_Exercise prompt_
Format every line of the listing below as a Markdown table with two columns, Row and Line, numbering the rows and skipping blank lines. Leave the pictures out of the table.

_Records_
..............................
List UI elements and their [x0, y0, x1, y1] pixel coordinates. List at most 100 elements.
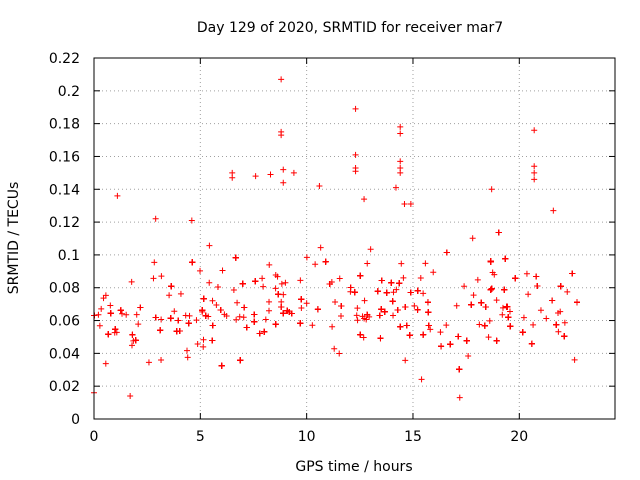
data-point: [267, 171, 274, 178]
data-point: [531, 176, 538, 183]
data-point: [443, 249, 450, 256]
y-tick-label: 0.14: [49, 182, 80, 198]
data-point: [137, 304, 144, 311]
data-point: [95, 311, 102, 318]
data-point: [367, 246, 374, 253]
data-point: [414, 306, 421, 313]
data-point: [338, 312, 345, 319]
data-point: [505, 314, 512, 321]
data-point: [482, 304, 489, 311]
data-point: [528, 340, 535, 347]
data-point: [397, 323, 404, 330]
x-tick-labels: 0 5 10 15 20: [90, 429, 529, 445]
data-point: [347, 284, 354, 291]
data-point: [376, 312, 383, 319]
data-point: [388, 279, 395, 286]
data-point: [437, 329, 444, 336]
data-point: [393, 286, 400, 293]
data-point: [354, 317, 361, 324]
data-point: [571, 356, 578, 363]
data-point: [317, 244, 324, 251]
data-point: [275, 291, 282, 298]
chart-title: Day 129 of 2020, SRMTID for receiver mar…: [197, 20, 503, 36]
data-point: [314, 306, 321, 313]
data-point: [561, 333, 568, 340]
data-point: [232, 254, 239, 261]
data-point: [280, 166, 287, 173]
data-point: [364, 260, 371, 267]
data-point: [463, 337, 470, 344]
data-point: [297, 277, 304, 284]
data-point: [158, 273, 165, 280]
y-tick-label: 0.06: [49, 314, 80, 330]
data-point: [266, 298, 273, 305]
data-point: [469, 235, 476, 242]
data-point: [501, 286, 508, 293]
data-point: [105, 331, 112, 338]
data-point: [102, 360, 109, 367]
data-point: [316, 182, 323, 189]
data-point: [425, 322, 432, 329]
data-point: [381, 308, 388, 315]
data-point: [406, 332, 413, 339]
data-point: [309, 322, 316, 329]
data-point: [357, 272, 364, 279]
data-point: [184, 354, 191, 361]
data-point: [274, 273, 281, 280]
data-point: [151, 259, 158, 266]
data-point: [152, 215, 159, 222]
data-point: [209, 337, 216, 344]
data-point: [424, 299, 431, 306]
data-point: [486, 317, 493, 324]
data-point: [266, 261, 273, 268]
data-point: [411, 302, 418, 309]
data-point: [200, 343, 207, 350]
data-point: [487, 286, 494, 293]
data-point: [107, 302, 114, 309]
data-point: [394, 307, 401, 314]
data-point: [561, 319, 568, 326]
data-point: [214, 283, 221, 290]
data-point: [256, 330, 263, 337]
data-point: [485, 334, 492, 341]
data-point: [217, 307, 224, 314]
data-point: [352, 168, 359, 175]
data-point: [499, 304, 506, 311]
data-point: [357, 331, 364, 338]
y-tick-labels: 0 0.02 0.04 0.06 0.08 0.1 0.12 0.14 0.16 0.18 0.2 0…: [49, 51, 80, 428]
data-point: [182, 312, 189, 319]
data-point: [383, 289, 390, 296]
y-axis-label: SRMTID / TECUs: [6, 182, 22, 295]
data-point: [197, 267, 204, 274]
axis-ticks: [93, 57, 615, 420]
data-point: [100, 295, 107, 302]
data-point: [303, 300, 310, 307]
data-point: [286, 309, 293, 316]
data-point: [512, 275, 519, 282]
data-point: [495, 229, 502, 236]
data-point: [288, 310, 295, 317]
data-point: [470, 292, 477, 299]
data-point: [447, 341, 454, 348]
data-point: [443, 322, 450, 329]
data-point: [278, 303, 285, 310]
data-point: [403, 322, 410, 329]
data-point: [461, 283, 468, 290]
data-point: [523, 270, 530, 277]
data-point: [453, 302, 460, 309]
data-point: [280, 310, 287, 317]
data-point: [420, 290, 427, 297]
data-point: [378, 277, 385, 284]
data-point: [175, 317, 182, 324]
grid-layer: [94, 58, 615, 419]
data-point: [177, 290, 184, 297]
data-point: [278, 280, 285, 287]
data-point: [354, 305, 361, 312]
data-point: [167, 315, 174, 322]
data-point: [422, 260, 429, 267]
data-point: [360, 334, 367, 341]
data-point: [188, 217, 195, 224]
data-point: [396, 280, 403, 287]
data-point: [402, 357, 409, 364]
data-point: [398, 260, 405, 267]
..............................
_The output_
| Row | Line |
|---|---|
| 1 | List UI elements and their [x0, y0, x1, y1] pixel coordinates. List at most 100 elements. |
| 2 | data-point: [267, 171, 274, 178] |
| 3 | data-point: [531, 176, 538, 183] |
| 4 | data-point: [443, 249, 450, 256] |
| 5 | y-tick-label: 0.14: [49, 182, 80, 198] |
| 6 | data-point: [137, 304, 144, 311] |
| 7 | data-point: [95, 311, 102, 318] |
| 8 | data-point: [367, 246, 374, 253] |
| 9 | data-point: [414, 306, 421, 313] |
| 10 | data-point: [338, 312, 345, 319] |
| 11 | data-point: [505, 314, 512, 321] |
| 12 | data-point: [482, 304, 489, 311] |
| 13 | data-point: [528, 340, 535, 347] |
| 14 | data-point: [397, 323, 404, 330] |
| 15 | x-tick-labels: 0 5 10 15 20: [90, 429, 529, 445] |
| 16 | data-point: [347, 284, 354, 291] |
| 17 | data-point: [376, 312, 383, 319] |
| 18 | data-point: [388, 279, 395, 286] |
| 19 | data-point: [437, 329, 444, 336] |
| 20 | data-point: [393, 286, 400, 293] |
| 21 | data-point: [354, 317, 361, 324] |
| 22 | data-point: [571, 356, 578, 363] |
| 23 | data-point: [317, 244, 324, 251] |
| 24 | data-point: [275, 291, 282, 298] |
| 25 | chart-title: Day 129 of 2020, SRMTID for receiver mar…: [197, 20, 503, 36] |
| 26 | data-point: [314, 306, 321, 313] |
| 27 | data-point: [561, 333, 568, 340] |
| 28 | data-point: [232, 254, 239, 261] |
| 29 | data-point: [280, 166, 287, 173] |
| 30 | data-point: [364, 260, 371, 267] |
| 31 | data-point: [463, 337, 470, 344] |
| 32 | data-point: [297, 277, 304, 284] |
| 33 | data-point: [158, 273, 165, 280] |
| 34 | y-tick-label: 0.06: [49, 314, 80, 330] |
| 35 | data-point: [266, 298, 273, 305] |
| 36 | data-point: [469, 235, 476, 242] |
| 37 | data-point: [501, 286, 508, 293] |
| 38 | data-point: [105, 331, 112, 338] |
| 39 | data-point: [102, 360, 109, 367] |
| 40 | data-point: [316, 182, 323, 189] |
| 41 | data-point: [425, 322, 432, 329] |
| 42 | data-point: [381, 308, 388, 315] |
| 43 | data-point: [406, 332, 413, 339] |
| 44 | data-point: [309, 322, 316, 329] |
| 45 | data-point: [357, 272, 364, 279] |
| 46 | data-point: [184, 354, 191, 361] |
| 47 | data-point: [274, 273, 281, 280] |
| 48 | data-point: [151, 259, 158, 266] |
| 49 | data-point: [152, 215, 159, 222] |
| 50 | data-point: [209, 337, 216, 344] |
| 51 | data-point: [424, 299, 431, 306] |
| 52 | data-point: [486, 317, 493, 324] |
| 53 | data-point: [266, 261, 273, 268] |
| 54 | data-point: [411, 302, 418, 309] |
| 55 | data-point: [200, 343, 207, 350] |
| 56 | data-point: [487, 286, 494, 293] |
| 57 | data-point: [107, 302, 114, 309] |
| 58 | data-point: [394, 307, 401, 314] |
| 59 | data-point: [561, 319, 568, 326] |
| 60 | data-point: [214, 283, 221, 290] |
| 61 | data-point: [256, 330, 263, 337] |
| 62 | data-point: [485, 334, 492, 341] |
| 63 | data-point: [217, 307, 224, 314] |
| 64 | data-point: [352, 168, 359, 175] |
| 65 | data-point: [499, 304, 506, 311] |
| 66 | data-point: [357, 331, 364, 338] |
| 67 | y-tick-labels: 0 0.02 0.04 0.06 0.08 0.1 0.12 0.14 0.16 0.18 0.2 0…: [49, 51, 80, 428] |
| 68 | data-point: [182, 312, 189, 319] |
| 69 | data-point: [383, 289, 390, 296] |
| 70 | y-axis-label: SRMTID / TECUs: [6, 182, 22, 295] |
| 71 | data-point: [197, 267, 204, 274] |
| 72 | axis-ticks: [93, 57, 615, 420] |
| 73 | data-point: [100, 295, 107, 302] |
| 74 | data-point: [303, 300, 310, 307] |
| 75 | data-point: [286, 309, 293, 316] |
| 76 | data-point: [512, 275, 519, 282] |
| 77 | data-point: [495, 229, 502, 236] |
| 78 | data-point: [288, 310, 295, 317] |
| 79 | data-point: [470, 292, 477, 299] |
| 80 | data-point: [447, 341, 454, 348] |
| 81 | data-point: [443, 322, 450, 329] |
| 82 | data-point: [278, 303, 285, 310] |
| 83 | data-point: [403, 322, 410, 329] |
| 84 | data-point: [461, 283, 468, 290] |
| 85 | data-point: [523, 270, 530, 277] |
| 86 | data-point: [453, 302, 460, 309] |
| 87 | data-point: [280, 310, 287, 317] |
| 88 | data-point: [420, 290, 427, 297] |
| 89 | data-point: [378, 277, 385, 284] |
| 90 | data-point: [175, 317, 182, 324] |
| 91 | grid-layer: [94, 58, 615, 419] |
| 92 | data-point: [177, 290, 184, 297] |
| 93 | data-point: [278, 280, 285, 287] |
| 94 | data-point: [354, 305, 361, 312] |
| 95 | data-point: [167, 315, 174, 322] |
| 96 | data-point: [422, 260, 429, 267] |
| 97 | data-point: [360, 334, 367, 341] |
| 98 | data-point: [188, 217, 195, 224] |
| 99 | data-point: [396, 280, 403, 287] |
| 100 | data-point: [402, 357, 409, 364] |
| 101 | data-point: [398, 260, 405, 267] |